State only how many lines below include the string "นงบประมาณท".

THE RECORDS>
=======
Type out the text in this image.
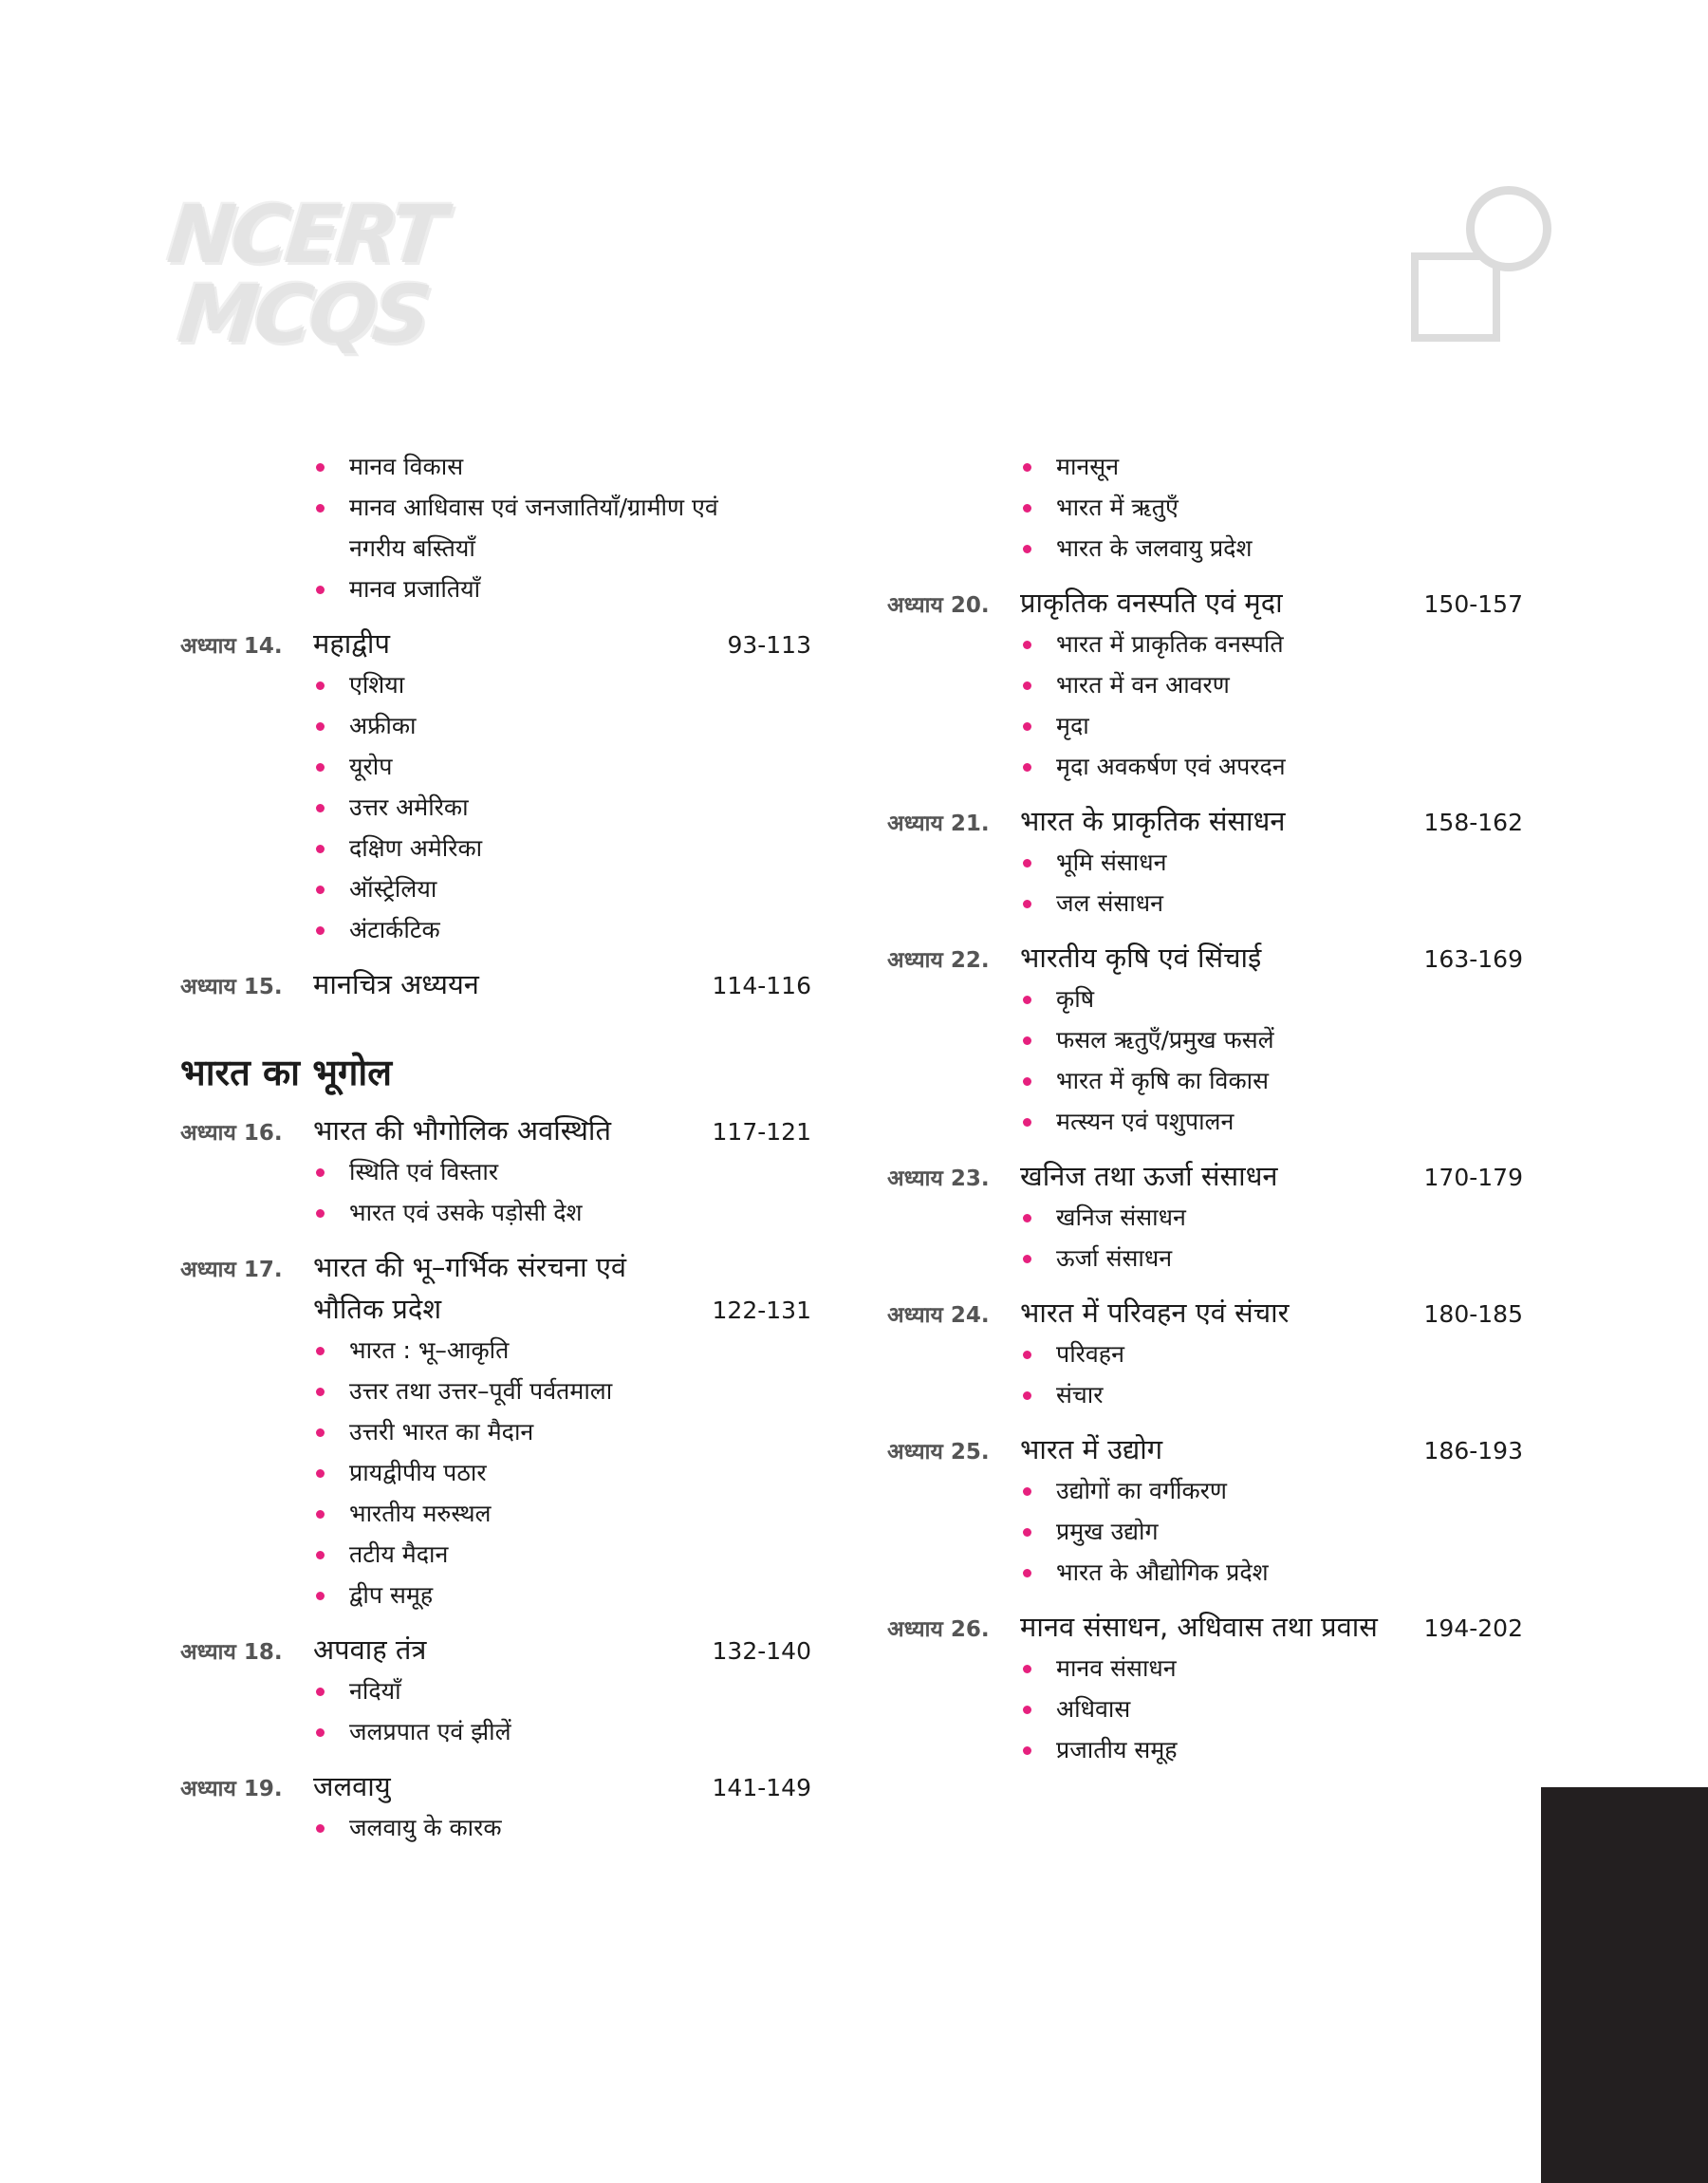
NCERT
MCQS
मानव विकास
मानव आधिवास एवं जनजातियाँ/ग्रामीण एवं नगरीय बस्तियाँ
मानव प्रजातियाँ
अध्याय 14.	महाद्वीप	93-113
एशिया
अफ्रीका
यूरोप
उत्तर अमेरिका
दक्षिण अमेरिका
ऑस्ट्रेलिया
अंटार्कटिक
अध्याय 15.	मानचित्र अध्ययन	114-116
भारत का भूगोल
अध्याय 16.	भारत की भौगोलिक अवस्थिति	117-121
स्थिति एवं विस्तार
भारत एवं उसके पड़ोसी देश
अध्याय 17.	भारत की भू–गर्भिक संरचना एवं
भौतिक प्रदेश	122-131
भारत : भू–आकृति
उत्तर तथा उत्तर–पूर्वी पर्वतमाला
उत्तरी भारत का मैदान
प्रायद्वीपीय पठार
भारतीय मरुस्थल
तटीय मैदान
द्वीप समूह
अध्याय 18.	अपवाह तंत्र	132-140
नदियाँ
जलप्रपात एवं झीलें
अध्याय 19.	जलवायु	141-149
जलवायु के कारक
मानसून
भारत में ऋतुएँ
भारत के जलवायु प्रदेश
अध्याय 20.	प्राकृतिक वनस्पति एवं मृदा	150-157
भारत में प्राकृतिक वनस्पति
भारत में वन आवरण
मृदा
मृदा अवकर्षण एवं अपरदन
अध्याय 21.	भारत के प्राकृतिक संसाधन	158-162
भूमि संसाधन
जल संसाधन
अध्याय 22.	भारतीय कृषि एवं सिंचाई	163-169
कृषि
फसल ऋतुएँ/प्रमुख फसलें
भारत में कृषि का विकास
मत्स्यन एवं पशुपालन
अध्याय 23.	खनिज तथा ऊर्जा संसाधन	170-179
खनिज संसाधन
ऊर्जा संसाधन
अध्याय 24.	भारत में परिवहन एवं संचार	180-185
परिवहन
संचार
अध्याय 25.	भारत में उद्योग	186-193
उद्योगों का वर्गीकरण
प्रमुख उद्योग
भारत के औद्योगिक प्रदेश
अध्याय 26.	मानव संसाधन, अधिवास तथा प्रवास	194-202
मानव संसाधन
अधिवास
प्रजातीय समूह
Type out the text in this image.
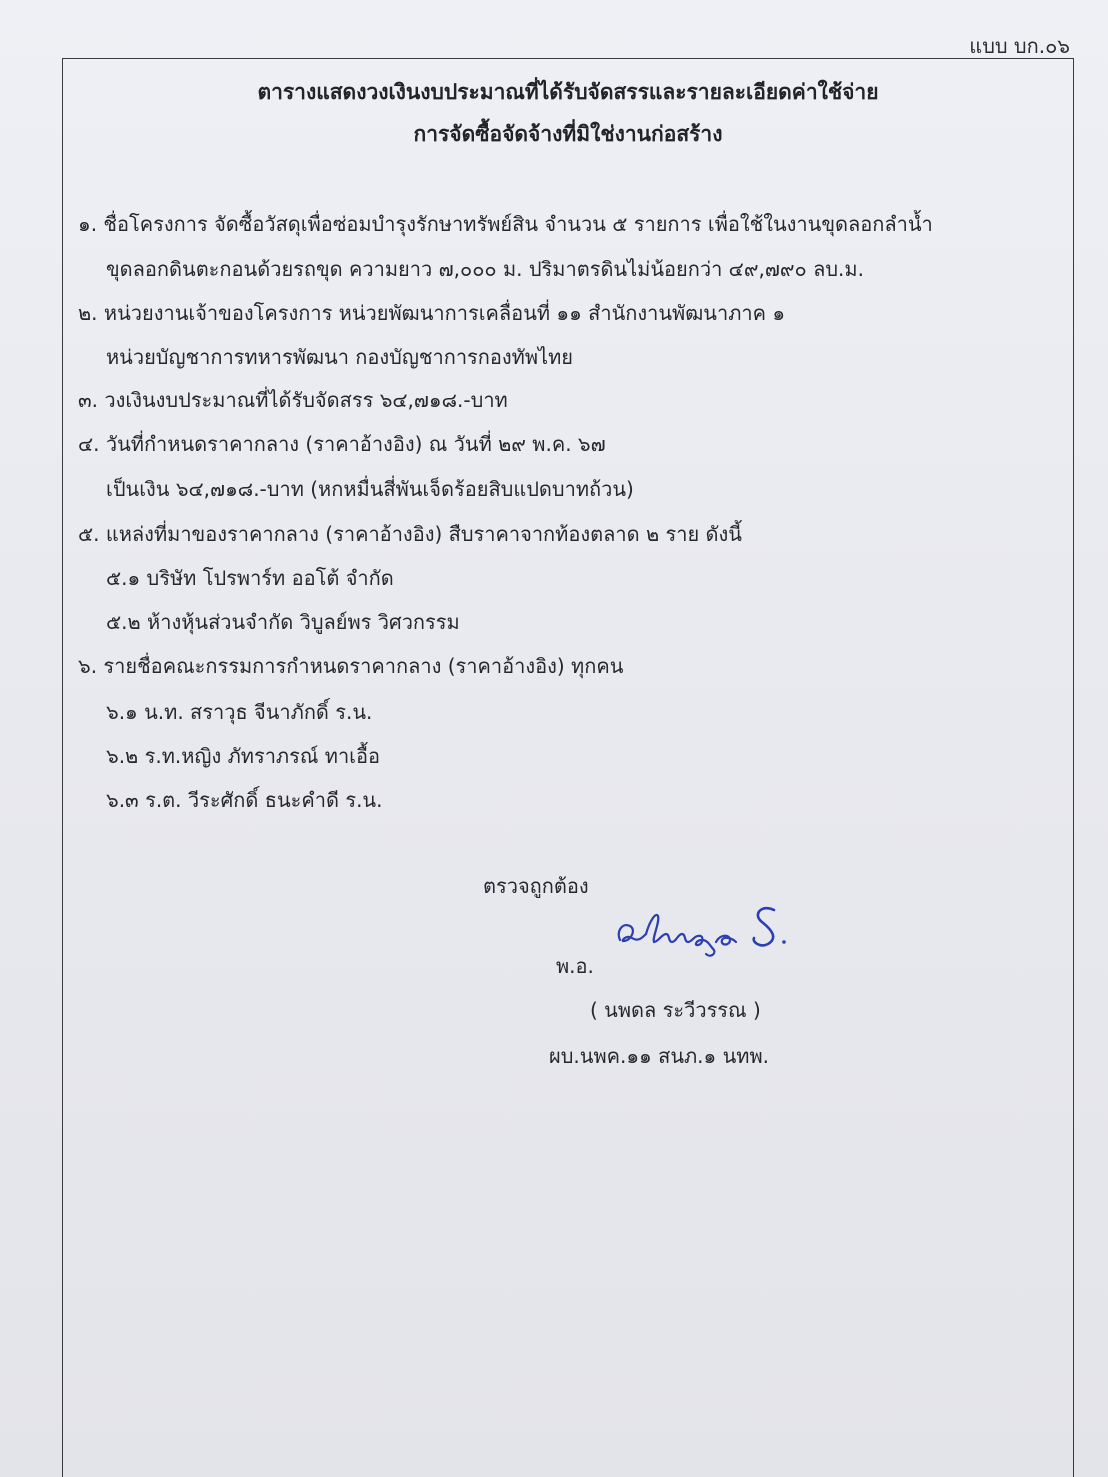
แบบ บก.๐๖
ตารางแสดงวงเงินงบประมาณที่ได้รับจัดสรรและรายละเอียดค่าใช้จ่าย
การจัดซื้อจัดจ้างที่มิใช่งานก่อสร้าง
๑. ชื่อโครงการ จัดซื้อวัสดุเพื่อซ่อมบำรุงรักษาทรัพย์สิน จำนวน ๕ รายการ เพื่อใช้ในงานขุดลอกลำน้ำ
ขุดลอกดินตะกอนด้วยรถขุด ความยาว ๗,๐๐๐ ม. ปริมาตรดินไม่น้อยกว่า ๔๙,๗๙๐ ลบ.ม.
๒. หน่วยงานเจ้าของโครงการ หน่วยพัฒนาการเคลื่อนที่ ๑๑ สำนักงานพัฒนาภาค ๑
หน่วยบัญชาการทหารพัฒนา กองบัญชาการกองทัพไทย
๓. วงเงินงบประมาณที่ได้รับจัดสรร ๖๔,๗๑๘.-บาท
๔. วันที่กำหนดราคากลาง (ราคาอ้างอิง) ณ วันที่ ๒๙ พ.ค. ๖๗
เป็นเงิน ๖๔,๗๑๘.-บาท (หกหมื่นสี่พันเจ็ดร้อยสิบแปดบาทถ้วน)
๕. แหล่งที่มาของราคากลาง (ราคาอ้างอิง) สืบราคาจากท้องตลาด ๒ ราย ดังนี้
๕.๑ บริษัท โปรพาร์ท ออโต้ จำกัด
๕.๒ ห้างหุ้นส่วนจำกัด วิบูลย์พร วิศวกรรม
๖. รายชื่อคณะกรรมการกำหนดราคากลาง (ราคาอ้างอิง) ทุกคน
๖.๑ น.ท. สราวุธ จีนาภักดิ์ ร.น.
๖.๒ ร.ท.หญิง ภัทราภรณ์ ทาเอื้อ
๖.๓ ร.ต. วีระศักดิ์ ธนะคำดี ร.น.
ตรวจถูกต้อง
พ.อ.
( นพดล ระวีวรรณ )
ผบ.นพค.๑๑ สนภ.๑ นทพ.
=======
CORRECT ANSWER> 2